Records from a dataset:
········

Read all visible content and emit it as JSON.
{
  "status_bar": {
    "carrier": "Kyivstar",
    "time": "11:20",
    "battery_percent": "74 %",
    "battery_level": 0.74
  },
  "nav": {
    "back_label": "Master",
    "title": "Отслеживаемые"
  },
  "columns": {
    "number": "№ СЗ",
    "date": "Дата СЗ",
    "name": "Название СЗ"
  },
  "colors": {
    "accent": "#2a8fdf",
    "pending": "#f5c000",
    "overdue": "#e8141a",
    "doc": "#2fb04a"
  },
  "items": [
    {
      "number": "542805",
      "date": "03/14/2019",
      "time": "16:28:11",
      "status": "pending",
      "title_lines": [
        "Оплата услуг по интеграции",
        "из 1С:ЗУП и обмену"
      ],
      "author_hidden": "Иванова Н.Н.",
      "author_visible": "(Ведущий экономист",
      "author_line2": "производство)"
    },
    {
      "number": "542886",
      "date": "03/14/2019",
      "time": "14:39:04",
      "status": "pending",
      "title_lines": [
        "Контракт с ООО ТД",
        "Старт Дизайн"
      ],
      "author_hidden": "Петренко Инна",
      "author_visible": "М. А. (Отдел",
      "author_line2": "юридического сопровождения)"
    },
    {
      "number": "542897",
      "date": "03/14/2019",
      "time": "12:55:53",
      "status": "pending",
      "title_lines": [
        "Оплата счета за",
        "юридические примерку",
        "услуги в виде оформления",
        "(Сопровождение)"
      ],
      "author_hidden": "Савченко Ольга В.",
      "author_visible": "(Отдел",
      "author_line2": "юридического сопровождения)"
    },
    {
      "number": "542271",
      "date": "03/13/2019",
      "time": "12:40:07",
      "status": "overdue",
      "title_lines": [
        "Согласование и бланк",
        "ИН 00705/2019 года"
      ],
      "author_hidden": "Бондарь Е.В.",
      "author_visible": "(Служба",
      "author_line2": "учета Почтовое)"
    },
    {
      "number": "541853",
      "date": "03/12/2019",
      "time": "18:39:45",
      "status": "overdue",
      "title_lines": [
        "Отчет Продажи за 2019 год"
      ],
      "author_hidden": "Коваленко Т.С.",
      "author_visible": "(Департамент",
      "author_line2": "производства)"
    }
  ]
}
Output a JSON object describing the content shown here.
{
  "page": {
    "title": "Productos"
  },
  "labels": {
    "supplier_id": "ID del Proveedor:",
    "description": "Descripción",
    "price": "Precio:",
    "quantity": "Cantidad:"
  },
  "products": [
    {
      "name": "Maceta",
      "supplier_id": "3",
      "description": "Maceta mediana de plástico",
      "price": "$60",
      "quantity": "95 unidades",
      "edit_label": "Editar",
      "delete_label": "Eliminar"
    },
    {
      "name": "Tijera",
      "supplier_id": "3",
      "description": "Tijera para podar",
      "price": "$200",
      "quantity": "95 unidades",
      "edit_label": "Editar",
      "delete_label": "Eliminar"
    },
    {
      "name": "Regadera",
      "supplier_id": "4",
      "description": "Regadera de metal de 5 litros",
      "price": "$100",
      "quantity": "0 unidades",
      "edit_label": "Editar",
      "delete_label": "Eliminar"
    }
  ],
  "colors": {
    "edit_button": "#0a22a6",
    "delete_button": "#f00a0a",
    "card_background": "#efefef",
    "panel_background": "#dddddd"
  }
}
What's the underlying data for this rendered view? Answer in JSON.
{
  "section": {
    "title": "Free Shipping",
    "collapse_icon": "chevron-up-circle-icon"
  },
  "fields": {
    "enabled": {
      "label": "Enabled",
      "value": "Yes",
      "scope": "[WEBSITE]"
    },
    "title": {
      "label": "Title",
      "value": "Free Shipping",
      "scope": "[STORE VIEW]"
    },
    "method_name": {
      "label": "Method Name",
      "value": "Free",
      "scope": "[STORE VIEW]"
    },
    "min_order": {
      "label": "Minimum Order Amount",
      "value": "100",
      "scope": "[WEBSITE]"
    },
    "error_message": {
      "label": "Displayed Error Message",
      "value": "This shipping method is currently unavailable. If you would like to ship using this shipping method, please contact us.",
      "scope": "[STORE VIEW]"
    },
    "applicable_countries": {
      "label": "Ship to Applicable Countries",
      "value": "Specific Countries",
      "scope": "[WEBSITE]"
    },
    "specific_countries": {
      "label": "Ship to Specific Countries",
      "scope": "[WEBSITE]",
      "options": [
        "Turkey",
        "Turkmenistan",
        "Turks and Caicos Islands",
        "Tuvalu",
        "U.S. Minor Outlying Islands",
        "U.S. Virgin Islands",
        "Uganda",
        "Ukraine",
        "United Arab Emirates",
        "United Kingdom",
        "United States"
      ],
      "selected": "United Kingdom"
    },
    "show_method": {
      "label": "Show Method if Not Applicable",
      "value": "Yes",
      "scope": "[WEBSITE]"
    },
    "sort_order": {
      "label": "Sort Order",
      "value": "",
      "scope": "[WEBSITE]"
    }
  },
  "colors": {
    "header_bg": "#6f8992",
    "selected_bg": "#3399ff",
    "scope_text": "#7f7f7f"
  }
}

········

Above are the records. Identify each line that contains the word "Free".

* Response:
    "title": "Free Shipping",
      "value": "Free Shipping",
      "value": "Free",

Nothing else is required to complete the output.